* BEGIN *

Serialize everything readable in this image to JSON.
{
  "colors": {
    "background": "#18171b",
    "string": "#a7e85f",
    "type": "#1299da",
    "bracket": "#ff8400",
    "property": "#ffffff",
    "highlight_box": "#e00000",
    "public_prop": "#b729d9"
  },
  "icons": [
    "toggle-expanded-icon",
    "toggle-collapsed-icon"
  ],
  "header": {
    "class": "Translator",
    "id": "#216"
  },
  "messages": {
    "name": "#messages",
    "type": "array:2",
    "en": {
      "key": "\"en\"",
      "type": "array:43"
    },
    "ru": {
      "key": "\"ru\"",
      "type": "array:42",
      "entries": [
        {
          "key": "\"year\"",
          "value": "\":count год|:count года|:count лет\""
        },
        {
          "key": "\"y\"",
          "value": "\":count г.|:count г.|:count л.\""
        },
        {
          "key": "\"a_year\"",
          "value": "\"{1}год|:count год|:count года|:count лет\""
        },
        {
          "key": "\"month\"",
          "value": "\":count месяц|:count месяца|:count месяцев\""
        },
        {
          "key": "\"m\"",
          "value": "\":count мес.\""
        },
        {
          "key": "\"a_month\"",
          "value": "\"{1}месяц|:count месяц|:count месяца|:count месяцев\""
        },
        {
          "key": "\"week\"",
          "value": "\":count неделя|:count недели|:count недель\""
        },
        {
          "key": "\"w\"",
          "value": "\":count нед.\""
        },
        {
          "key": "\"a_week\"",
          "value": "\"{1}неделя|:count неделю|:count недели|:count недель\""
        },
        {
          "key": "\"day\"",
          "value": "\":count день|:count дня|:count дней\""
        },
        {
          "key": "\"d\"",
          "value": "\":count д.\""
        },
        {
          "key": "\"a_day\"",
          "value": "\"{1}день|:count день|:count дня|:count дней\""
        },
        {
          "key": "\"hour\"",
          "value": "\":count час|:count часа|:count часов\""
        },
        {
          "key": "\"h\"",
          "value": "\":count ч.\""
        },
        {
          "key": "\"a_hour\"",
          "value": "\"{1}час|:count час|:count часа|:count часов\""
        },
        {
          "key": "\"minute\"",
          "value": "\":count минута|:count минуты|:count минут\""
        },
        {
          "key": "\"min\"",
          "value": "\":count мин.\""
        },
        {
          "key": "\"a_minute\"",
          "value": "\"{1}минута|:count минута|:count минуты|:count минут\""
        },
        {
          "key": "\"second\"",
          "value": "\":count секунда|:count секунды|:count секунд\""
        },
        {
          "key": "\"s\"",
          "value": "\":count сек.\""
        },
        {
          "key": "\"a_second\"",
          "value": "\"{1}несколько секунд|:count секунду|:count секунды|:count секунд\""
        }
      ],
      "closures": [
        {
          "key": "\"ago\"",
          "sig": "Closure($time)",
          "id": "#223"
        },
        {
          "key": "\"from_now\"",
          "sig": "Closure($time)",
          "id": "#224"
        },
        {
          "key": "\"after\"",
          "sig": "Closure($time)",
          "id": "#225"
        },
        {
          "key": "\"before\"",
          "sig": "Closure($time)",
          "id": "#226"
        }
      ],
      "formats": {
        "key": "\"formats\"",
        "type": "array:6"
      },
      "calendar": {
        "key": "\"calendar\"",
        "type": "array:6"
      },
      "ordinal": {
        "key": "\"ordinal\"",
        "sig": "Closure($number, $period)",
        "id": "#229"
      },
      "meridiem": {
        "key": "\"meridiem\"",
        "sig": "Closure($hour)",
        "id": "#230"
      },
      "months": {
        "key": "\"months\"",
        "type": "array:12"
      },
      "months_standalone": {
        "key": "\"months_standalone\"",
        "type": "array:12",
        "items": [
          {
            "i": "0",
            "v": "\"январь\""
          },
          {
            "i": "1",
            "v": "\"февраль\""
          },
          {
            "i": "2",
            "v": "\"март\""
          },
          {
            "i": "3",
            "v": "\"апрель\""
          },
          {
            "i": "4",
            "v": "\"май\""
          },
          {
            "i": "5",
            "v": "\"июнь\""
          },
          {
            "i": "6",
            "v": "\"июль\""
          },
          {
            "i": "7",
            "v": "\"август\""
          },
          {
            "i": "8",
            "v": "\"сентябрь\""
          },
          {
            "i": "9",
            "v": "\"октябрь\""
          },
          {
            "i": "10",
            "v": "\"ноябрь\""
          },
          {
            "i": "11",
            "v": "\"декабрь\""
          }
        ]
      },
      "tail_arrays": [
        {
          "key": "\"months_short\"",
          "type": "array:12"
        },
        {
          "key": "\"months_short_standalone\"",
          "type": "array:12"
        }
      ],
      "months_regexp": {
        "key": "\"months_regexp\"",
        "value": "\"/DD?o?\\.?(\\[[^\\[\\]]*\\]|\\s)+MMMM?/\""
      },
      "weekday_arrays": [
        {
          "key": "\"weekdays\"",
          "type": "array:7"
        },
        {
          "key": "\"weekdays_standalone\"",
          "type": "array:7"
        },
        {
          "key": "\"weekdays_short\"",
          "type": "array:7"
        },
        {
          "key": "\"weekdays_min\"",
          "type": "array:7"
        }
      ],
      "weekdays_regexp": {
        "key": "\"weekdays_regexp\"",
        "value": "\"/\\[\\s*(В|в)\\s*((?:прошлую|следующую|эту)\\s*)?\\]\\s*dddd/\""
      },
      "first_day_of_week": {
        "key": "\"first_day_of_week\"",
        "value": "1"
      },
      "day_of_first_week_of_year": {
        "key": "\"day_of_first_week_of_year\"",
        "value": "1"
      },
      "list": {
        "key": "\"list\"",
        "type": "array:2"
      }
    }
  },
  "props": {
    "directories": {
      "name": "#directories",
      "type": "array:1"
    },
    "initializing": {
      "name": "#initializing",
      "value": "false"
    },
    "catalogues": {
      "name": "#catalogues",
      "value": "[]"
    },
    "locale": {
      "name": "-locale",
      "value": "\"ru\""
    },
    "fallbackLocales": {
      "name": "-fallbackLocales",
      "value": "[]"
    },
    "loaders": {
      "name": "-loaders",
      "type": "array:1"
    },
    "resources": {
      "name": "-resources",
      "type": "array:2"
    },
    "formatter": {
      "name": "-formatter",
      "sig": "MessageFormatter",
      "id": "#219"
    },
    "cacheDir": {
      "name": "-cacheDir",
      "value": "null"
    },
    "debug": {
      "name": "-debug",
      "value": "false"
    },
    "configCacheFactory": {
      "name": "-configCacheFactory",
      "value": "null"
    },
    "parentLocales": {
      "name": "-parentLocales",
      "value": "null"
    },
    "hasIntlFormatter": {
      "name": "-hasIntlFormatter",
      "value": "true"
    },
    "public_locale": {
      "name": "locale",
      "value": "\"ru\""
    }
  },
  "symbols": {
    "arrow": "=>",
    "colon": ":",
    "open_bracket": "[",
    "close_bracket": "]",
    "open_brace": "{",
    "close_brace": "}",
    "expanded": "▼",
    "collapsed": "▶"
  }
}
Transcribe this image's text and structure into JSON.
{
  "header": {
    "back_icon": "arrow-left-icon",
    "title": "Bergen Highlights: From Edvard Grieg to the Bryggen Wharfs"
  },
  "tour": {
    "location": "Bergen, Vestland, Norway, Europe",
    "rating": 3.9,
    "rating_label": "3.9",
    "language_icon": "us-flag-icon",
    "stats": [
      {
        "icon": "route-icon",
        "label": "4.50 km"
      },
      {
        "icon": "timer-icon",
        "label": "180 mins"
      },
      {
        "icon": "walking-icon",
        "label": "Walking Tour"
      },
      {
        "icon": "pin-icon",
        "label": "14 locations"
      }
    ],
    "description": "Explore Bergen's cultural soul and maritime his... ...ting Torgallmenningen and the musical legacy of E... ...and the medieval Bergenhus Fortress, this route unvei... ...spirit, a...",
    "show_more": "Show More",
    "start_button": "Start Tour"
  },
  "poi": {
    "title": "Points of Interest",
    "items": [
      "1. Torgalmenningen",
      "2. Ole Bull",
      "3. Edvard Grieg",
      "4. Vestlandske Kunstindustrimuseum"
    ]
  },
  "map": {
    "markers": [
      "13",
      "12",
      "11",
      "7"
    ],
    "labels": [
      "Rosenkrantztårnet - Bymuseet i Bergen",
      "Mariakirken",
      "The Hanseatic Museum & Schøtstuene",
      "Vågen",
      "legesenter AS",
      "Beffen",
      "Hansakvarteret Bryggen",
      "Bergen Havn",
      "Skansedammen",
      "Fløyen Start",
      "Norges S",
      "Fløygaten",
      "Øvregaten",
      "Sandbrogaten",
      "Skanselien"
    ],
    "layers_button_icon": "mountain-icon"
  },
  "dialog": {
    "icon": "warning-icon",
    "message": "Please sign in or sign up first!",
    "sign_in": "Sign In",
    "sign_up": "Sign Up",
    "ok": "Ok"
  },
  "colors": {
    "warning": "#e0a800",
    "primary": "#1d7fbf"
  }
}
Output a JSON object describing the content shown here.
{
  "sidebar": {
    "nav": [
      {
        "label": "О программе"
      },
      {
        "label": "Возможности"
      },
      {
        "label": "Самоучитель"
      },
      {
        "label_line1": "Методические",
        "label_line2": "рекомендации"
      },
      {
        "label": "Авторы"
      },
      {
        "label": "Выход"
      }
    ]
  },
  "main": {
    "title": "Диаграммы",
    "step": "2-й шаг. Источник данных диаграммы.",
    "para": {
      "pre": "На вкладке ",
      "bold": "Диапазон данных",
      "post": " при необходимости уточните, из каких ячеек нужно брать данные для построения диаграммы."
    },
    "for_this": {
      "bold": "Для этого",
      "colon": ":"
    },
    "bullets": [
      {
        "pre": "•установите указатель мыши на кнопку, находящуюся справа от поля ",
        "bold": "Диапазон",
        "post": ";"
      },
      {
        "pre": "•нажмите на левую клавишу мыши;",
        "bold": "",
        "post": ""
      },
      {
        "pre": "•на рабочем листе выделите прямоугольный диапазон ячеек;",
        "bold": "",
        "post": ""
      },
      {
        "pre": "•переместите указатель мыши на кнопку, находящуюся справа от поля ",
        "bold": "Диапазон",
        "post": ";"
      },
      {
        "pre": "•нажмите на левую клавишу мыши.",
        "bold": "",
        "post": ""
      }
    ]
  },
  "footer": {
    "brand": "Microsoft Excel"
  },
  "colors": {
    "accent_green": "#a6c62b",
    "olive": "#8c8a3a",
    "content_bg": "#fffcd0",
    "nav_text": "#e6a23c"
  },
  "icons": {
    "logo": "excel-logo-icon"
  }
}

* END *

* _SET EXERCISE_
Write out the lines above, starting at the line that contains "Output a JSON" and ending with the final line, and nothing else; copy them exactly.

* _FINAL ANSWER_
Output a JSON object describing the content shown here.
{
  "sidebar": {
    "nav": [
      {
        "label": "О программе"
      },
      {
        "label": "Возможности"
      },
      {
        "label": "Самоучитель"
      },
      {
        "label_line1": "Методические",
        "label_line2": "рекомендации"
      },
      {
        "label": "Авторы"
      },
      {
        "label": "Выход"
      }
    ]
  },
  "main": {
    "title": "Диаграммы",
    "step": "2-й шаг. Источник данных диаграммы.",
    "para": {
      "pre": "На вкладке ",
      "bold": "Диапазон данных",
      "post": " при необходимости уточните, из каких ячеек нужно брать данные для построения диаграммы."
    },
    "for_this": {
      "bold": "Для этого",
      "colon": ":"
    },
    "bullets": [
      {
        "pre": "•установите указатель мыши на кнопку, находящуюся справа от поля ",
        "bold": "Диапазон",
        "post": ";"
      },
      {
        "pre": "•нажмите на левую клавишу мыши;",
        "bold": "",
        "post": ""
      },
      {
        "pre": "•на рабочем листе выделите прямоугольный диапазон ячеек;",
        "bold": "",
        "post": ""
      },
      {
        "pre": "•переместите указатель мыши на кнопку, находящуюся справа от поля ",
        "bold": "Диапазон",
        "post": ";"
      },
      {
        "pre": "•нажмите на левую клавишу мыши.",
        "bold": "",
        "post": ""
      }
    ]
  },
  "footer": {
    "brand": "Microsoft Excel"
  },
  "colors": {
    "accent_green": "#a6c62b",
    "olive": "#8c8a3a",
    "content_bg": "#fffcd0",
    "nav_text": "#e6a23c"
  },
  "icons": {
    "logo": "excel-logo-icon"
  }
}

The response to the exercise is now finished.